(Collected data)
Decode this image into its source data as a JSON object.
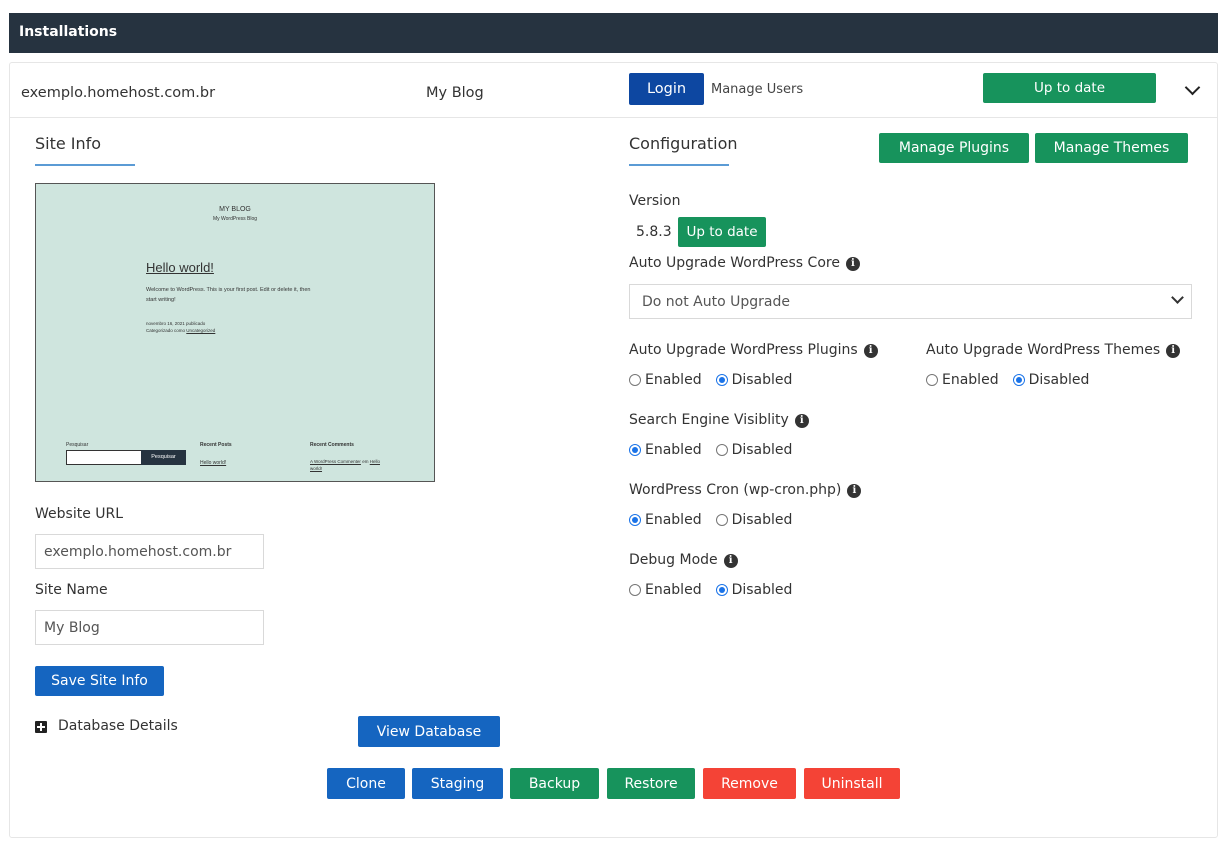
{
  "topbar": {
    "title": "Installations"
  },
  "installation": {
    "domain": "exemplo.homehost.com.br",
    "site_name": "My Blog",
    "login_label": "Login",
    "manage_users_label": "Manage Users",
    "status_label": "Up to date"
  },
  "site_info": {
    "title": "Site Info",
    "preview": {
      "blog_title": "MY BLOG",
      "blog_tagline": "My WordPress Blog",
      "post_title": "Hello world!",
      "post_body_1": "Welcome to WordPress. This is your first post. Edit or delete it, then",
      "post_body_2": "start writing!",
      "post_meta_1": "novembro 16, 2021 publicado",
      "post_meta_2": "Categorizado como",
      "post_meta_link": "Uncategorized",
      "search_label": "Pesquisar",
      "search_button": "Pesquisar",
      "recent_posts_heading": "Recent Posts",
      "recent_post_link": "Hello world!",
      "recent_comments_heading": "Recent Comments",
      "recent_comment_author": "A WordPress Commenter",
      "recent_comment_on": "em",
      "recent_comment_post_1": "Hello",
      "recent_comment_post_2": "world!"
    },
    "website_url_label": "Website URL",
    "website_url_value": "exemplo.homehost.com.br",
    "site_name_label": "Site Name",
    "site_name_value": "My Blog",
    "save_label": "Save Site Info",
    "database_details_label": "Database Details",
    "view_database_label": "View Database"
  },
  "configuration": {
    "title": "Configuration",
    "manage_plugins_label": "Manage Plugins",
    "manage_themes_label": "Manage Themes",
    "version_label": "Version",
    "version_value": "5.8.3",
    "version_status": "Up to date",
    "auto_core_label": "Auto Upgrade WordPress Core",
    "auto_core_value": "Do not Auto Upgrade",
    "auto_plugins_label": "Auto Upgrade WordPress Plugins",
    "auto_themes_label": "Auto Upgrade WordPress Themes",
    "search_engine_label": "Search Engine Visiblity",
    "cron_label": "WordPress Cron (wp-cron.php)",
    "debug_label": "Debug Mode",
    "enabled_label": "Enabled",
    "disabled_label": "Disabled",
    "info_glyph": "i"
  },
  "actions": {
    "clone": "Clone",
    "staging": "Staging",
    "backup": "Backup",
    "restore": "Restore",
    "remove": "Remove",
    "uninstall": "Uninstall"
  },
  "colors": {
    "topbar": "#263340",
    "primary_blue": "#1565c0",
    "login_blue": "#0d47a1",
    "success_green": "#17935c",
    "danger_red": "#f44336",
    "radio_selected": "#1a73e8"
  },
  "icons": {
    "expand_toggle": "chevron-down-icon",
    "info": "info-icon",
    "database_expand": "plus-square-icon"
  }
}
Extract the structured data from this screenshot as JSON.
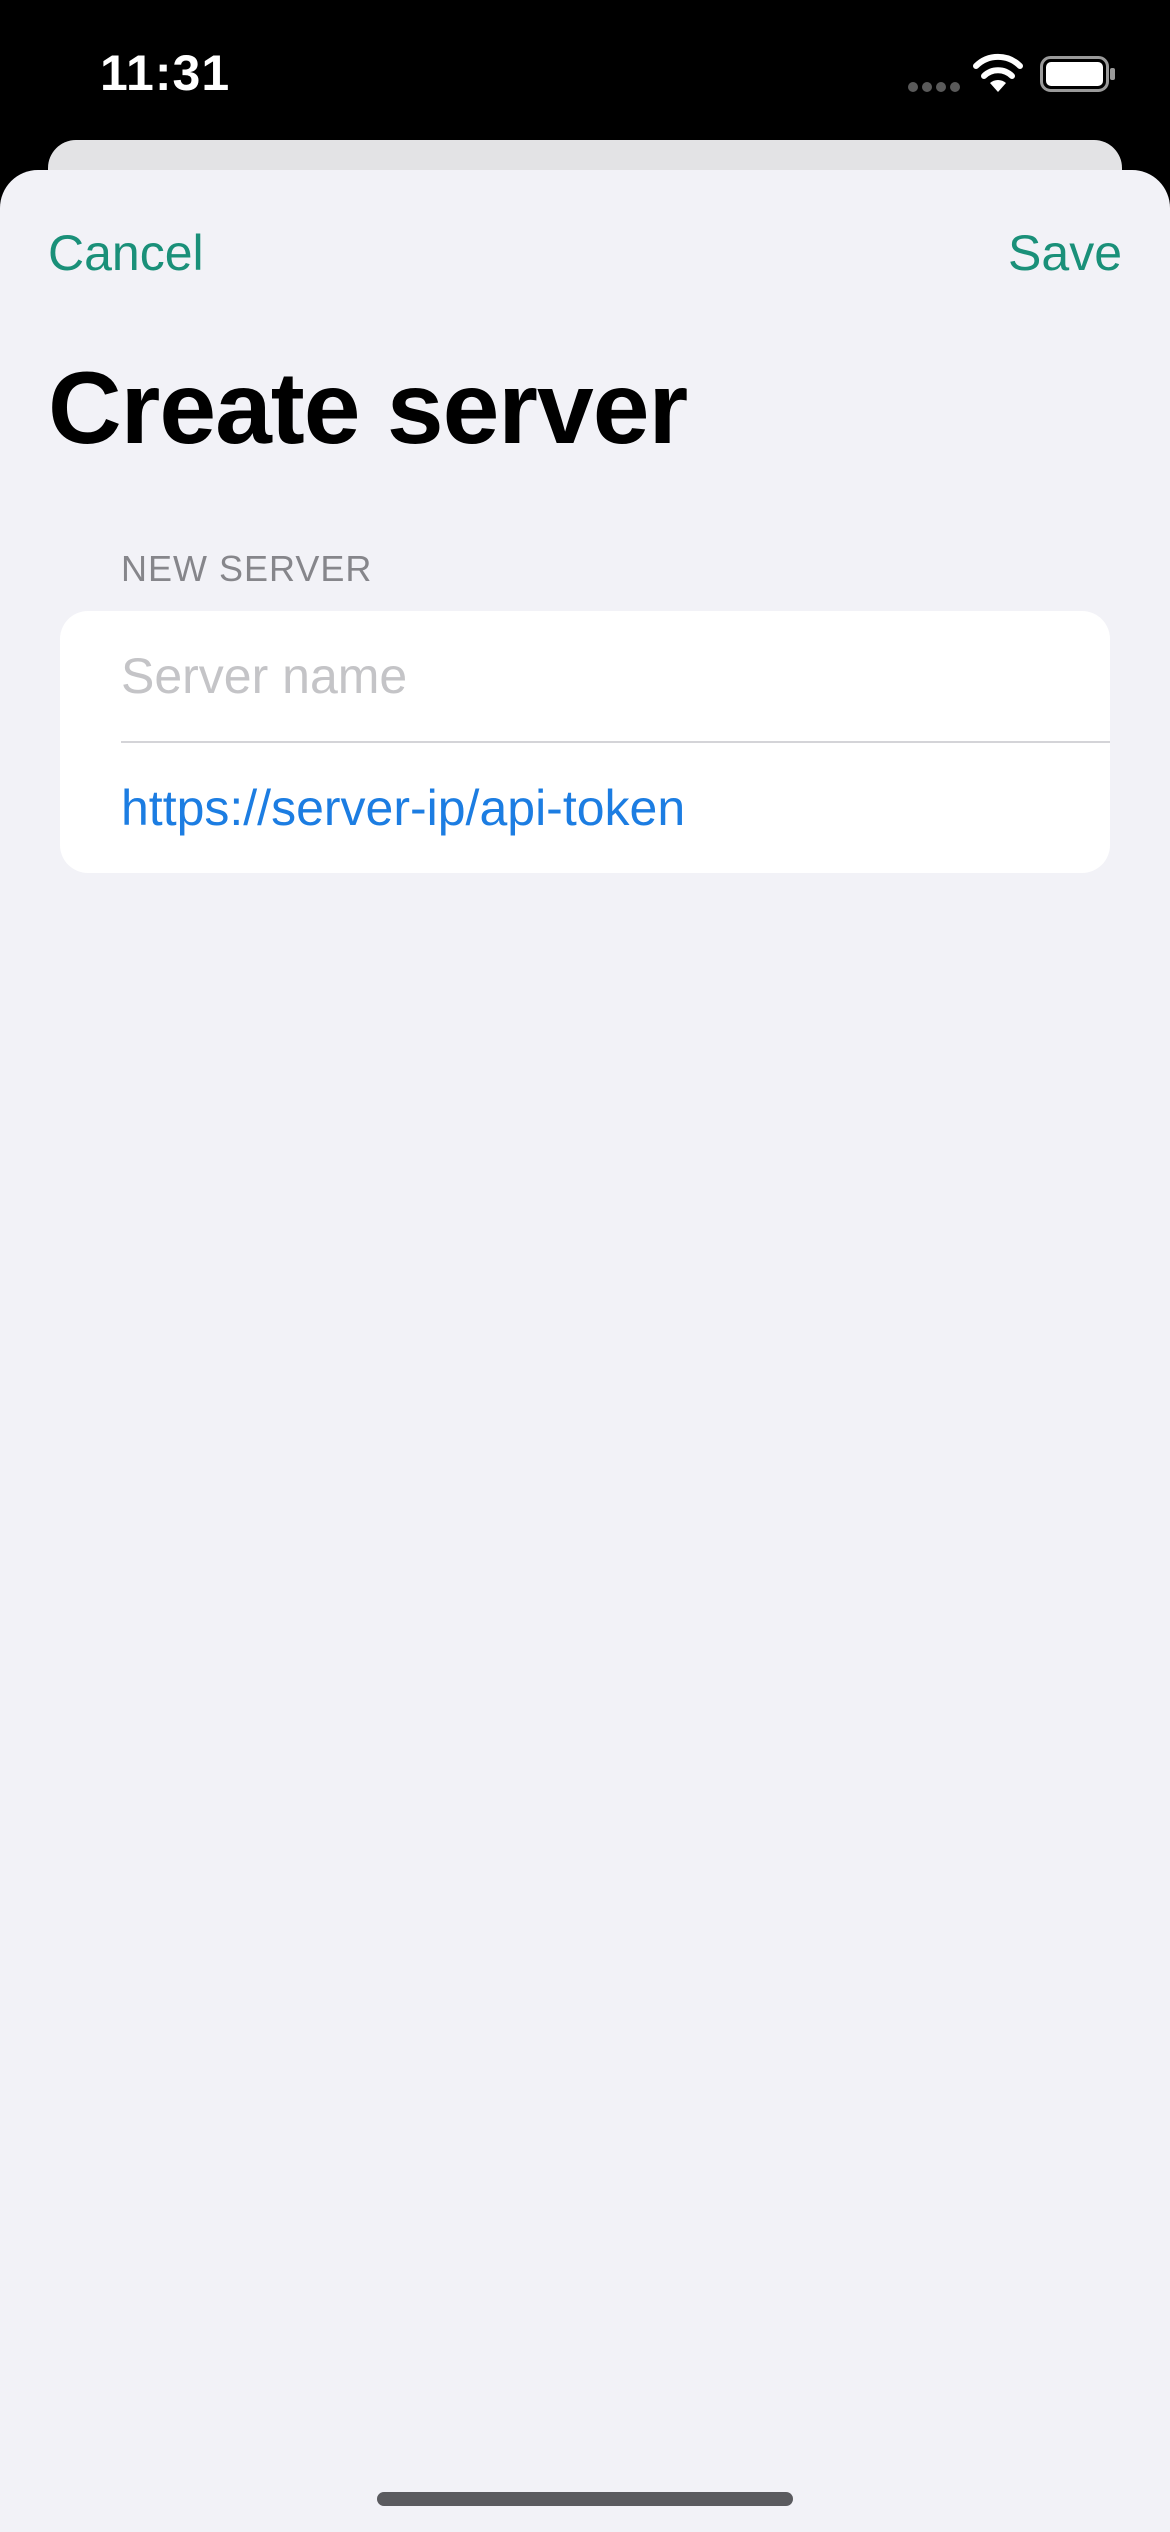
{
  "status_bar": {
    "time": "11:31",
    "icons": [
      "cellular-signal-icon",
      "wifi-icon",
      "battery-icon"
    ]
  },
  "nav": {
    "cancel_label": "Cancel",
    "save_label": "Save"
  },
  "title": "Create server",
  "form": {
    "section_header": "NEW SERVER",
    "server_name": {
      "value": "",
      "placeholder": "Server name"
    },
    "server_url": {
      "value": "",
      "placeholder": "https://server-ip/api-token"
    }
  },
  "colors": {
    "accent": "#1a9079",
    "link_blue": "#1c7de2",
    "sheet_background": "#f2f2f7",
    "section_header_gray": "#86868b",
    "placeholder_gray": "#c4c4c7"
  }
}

** Given task **
Output all of the entries verbatim, leaving out any images.

** Solved problem **
Decode this image into its source data as a JSON object.
{
  "topbar": {
    "title": "Installations"
  },
  "installation": {
    "domain": "exemplo.homehost.com.br",
    "site_name": "My Blog",
    "login_label": "Login",
    "manage_users_label": "Manage Users",
    "status_label": "Up to date"
  },
  "site_info": {
    "title": "Site Info",
    "preview": {
      "blog_title": "MY BLOG",
      "blog_tagline": "My WordPress Blog",
      "post_title": "Hello world!",
      "post_body_1": "Welcome to WordPress. This is your first post. Edit or delete it, then",
      "post_body_2": "start writing!",
      "post_meta_1": "novembro 16, 2021 publicado",
      "post_meta_2": "Categorizado como",
      "post_meta_link": "Uncategorized",
      "search_label": "Pesquisar",
      "search_button": "Pesquisar",
      "recent_posts_heading": "Recent Posts",
      "recent_post_link": "Hello world!",
      "recent_comments_heading": "Recent Comments",
      "recent_comment_author": "A WordPress Commenter",
      "recent_comment_on": "em",
      "recent_comment_post_1": "Hello",
      "recent_comment_post_2": "world!"
    },
    "website_url_label": "Website URL",
    "website_url_value": "exemplo.homehost.com.br",
    "site_name_label": "Site Name",
    "site_name_value": "My Blog",
    "save_label": "Save Site Info",
    "database_details_label": "Database Details",
    "view_database_label": "View Database"
  },
  "configuration": {
    "title": "Configuration",
    "manage_plugins_label": "Manage Plugins",
    "manage_themes_label": "Manage Themes",
    "version_label": "Version",
    "version_value": "5.8.3",
    "version_status": "Up to date",
    "auto_core_label": "Auto Upgrade WordPress Core",
    "auto_core_value": "Do not Auto Upgrade",
    "auto_plugins_label": "Auto Upgrade WordPress Plugins",
    "auto_themes_label": "Auto Upgrade WordPress Themes",
    "search_engine_label": "Search Engine Visiblity",
    "cron_label": "WordPress Cron (wp-cron.php)",
    "debug_label": "Debug Mode",
    "enabled_label": "Enabled",
    "disabled_label": "Disabled",
    "info_glyph": "i"
  },
  "actions": {
    "clone": "Clone",
    "staging": "Staging",
    "backup": "Backup",
    "restore": "Restore",
    "remove": "Remove",
    "uninstall": "Uninstall"
  },
  "colors": {
    "topbar": "#263340",
    "primary_blue": "#1565c0",
    "login_blue": "#0d47a1",
    "success_green": "#17935c",
    "danger_red": "#f44336",
    "radio_selected": "#1a73e8"
  },
  "icons": {
    "expand_toggle": "chevron-down-icon",
    "info": "info-icon",
    "database_expand": "plus-square-icon"
  }
}
Extract the structured data from this screenshot as JSON.
{
  "status_bar": {
    "time": "11:31",
    "icons": [
      "cellular-signal-icon",
      "wifi-icon",
      "battery-icon"
    ]
  },
  "nav": {
    "cancel_label": "Cancel",
    "save_label": "Save"
  },
  "title": "Create server",
  "form": {
    "section_header": "NEW SERVER",
    "server_name": {
      "value": "",
      "placeholder": "Server name"
    },
    "server_url": {
      "value": "",
      "placeholder": "https://server-ip/api-token"
    }
  },
  "colors": {
    "accent": "#1a9079",
    "link_blue": "#1c7de2",
    "sheet_background": "#f2f2f7",
    "section_header_gray": "#86868b",
    "placeholder_gray": "#c4c4c7"
  }
}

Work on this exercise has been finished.